:: Text block ::
+--
Íslenskrar erfðagreiningar – Violation Found (Iceland, 2021)

The National University Hospital of Iceland (NUH) decided to engage a genetic company (the Company) to perform blood sample analysis in connection with scientific research on the SARS-2 Covid-19 virus. All patients admitted to the NHU between the 3rd and the 7th of April 2021 and who were diagnosed with the virus had submitted blood samples that were initially processed for clinical purposes. The blood samples were then sent to the Company for scientific research purposes. The competent authorities had authorised the scientific study on the 7th of April, after which the patients were asked to consent to the further processing of the already submitted samples for scientific purposes. The Icelandic DPA launched an investigation regarding the lawfulness of the processing. The Icelandic DPA first highlighted that the use of the blood samples for scientific research had been planned before the study was finally approved. The data subjects were however not informed of this possible use of the blood samples until after the approval of the study, when they were asked to consent to further processing. The Icelandic DPA therefore concluded that the processing did not take place in a legitimate, fair and transparent manner in accordance with Article 5(1)(a) GDPR. Due to the specific circumstances surrounding the outbreak of the Covid-19 pandemic, no administrative fines were imposed on the NHU or on the Company.
+--
:: Try it ::
How would you translate this sentence from the Icelandic data protection case summary above into Spanish: "The Icelandic DPA launched an investigation regarding the lawfulness of the processing."
+--
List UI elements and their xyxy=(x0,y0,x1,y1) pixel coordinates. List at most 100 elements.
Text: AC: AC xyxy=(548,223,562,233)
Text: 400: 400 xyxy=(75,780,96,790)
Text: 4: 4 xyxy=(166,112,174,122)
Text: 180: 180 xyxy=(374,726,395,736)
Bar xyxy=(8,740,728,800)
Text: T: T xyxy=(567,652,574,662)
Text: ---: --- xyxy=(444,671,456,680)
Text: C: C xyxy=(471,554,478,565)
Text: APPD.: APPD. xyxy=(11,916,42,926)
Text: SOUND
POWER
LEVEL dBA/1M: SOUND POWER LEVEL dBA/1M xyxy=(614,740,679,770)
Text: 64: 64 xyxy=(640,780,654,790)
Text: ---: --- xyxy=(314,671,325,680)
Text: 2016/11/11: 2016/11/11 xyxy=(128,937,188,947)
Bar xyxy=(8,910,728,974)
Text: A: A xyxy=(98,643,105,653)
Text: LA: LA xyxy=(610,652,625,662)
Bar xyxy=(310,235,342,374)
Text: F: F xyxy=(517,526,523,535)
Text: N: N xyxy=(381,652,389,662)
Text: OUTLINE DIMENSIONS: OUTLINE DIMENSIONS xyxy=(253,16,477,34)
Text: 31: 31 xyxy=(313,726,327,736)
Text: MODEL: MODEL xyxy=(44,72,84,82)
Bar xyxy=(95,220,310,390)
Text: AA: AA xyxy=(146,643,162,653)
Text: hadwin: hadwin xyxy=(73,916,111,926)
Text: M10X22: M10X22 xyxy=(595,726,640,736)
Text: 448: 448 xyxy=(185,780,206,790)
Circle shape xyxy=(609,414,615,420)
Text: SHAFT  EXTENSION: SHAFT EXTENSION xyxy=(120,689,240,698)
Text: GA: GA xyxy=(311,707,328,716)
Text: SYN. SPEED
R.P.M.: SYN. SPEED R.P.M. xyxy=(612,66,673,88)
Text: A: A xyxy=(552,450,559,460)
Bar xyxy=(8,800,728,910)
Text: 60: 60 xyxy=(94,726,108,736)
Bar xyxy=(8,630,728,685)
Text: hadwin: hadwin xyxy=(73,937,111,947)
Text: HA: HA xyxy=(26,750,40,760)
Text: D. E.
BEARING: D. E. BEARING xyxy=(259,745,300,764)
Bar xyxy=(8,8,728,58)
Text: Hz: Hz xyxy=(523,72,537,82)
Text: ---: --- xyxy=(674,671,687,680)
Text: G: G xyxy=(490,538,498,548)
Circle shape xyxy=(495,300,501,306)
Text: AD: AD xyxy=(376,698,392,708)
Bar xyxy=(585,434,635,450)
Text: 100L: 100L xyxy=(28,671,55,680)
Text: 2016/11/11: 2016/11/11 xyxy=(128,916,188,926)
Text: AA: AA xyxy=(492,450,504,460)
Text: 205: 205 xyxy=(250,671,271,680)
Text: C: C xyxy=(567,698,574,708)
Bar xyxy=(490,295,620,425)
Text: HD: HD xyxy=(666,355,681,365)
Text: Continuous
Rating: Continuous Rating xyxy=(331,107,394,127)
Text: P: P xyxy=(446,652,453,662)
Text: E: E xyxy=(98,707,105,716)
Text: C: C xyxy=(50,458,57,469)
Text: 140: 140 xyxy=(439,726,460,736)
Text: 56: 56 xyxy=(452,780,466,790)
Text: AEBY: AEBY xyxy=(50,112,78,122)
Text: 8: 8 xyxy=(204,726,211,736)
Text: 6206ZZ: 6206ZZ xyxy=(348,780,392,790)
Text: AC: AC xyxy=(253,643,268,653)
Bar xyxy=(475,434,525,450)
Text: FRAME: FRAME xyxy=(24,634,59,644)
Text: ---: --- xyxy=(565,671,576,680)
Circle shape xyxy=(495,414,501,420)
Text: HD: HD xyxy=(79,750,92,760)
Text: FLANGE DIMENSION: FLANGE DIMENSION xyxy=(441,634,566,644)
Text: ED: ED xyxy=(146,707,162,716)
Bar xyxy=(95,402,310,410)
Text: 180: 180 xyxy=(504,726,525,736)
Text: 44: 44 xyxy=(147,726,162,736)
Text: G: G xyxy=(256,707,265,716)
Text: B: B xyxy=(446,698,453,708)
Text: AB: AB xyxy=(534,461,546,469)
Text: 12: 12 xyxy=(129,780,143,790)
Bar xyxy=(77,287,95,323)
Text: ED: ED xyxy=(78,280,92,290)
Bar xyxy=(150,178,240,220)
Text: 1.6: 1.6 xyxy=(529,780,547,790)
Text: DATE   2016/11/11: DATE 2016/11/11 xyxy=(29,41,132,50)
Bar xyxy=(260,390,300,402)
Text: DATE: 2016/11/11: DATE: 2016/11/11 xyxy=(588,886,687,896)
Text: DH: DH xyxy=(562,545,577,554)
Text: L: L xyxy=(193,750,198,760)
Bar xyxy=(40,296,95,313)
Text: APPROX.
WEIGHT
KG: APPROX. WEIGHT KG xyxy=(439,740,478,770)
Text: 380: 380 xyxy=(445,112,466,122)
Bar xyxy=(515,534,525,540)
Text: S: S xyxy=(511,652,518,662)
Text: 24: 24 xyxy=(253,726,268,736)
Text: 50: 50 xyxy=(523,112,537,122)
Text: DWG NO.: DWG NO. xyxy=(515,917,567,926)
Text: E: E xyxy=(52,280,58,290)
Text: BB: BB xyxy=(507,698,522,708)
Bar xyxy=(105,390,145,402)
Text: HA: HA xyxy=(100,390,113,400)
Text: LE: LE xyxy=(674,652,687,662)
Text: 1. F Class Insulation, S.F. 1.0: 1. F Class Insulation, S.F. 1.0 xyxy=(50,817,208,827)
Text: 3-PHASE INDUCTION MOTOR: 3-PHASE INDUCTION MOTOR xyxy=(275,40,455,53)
+--
:: Result for this exercise ::
La DPA islandesa inició una investigación sobre la licitud del tratamiento.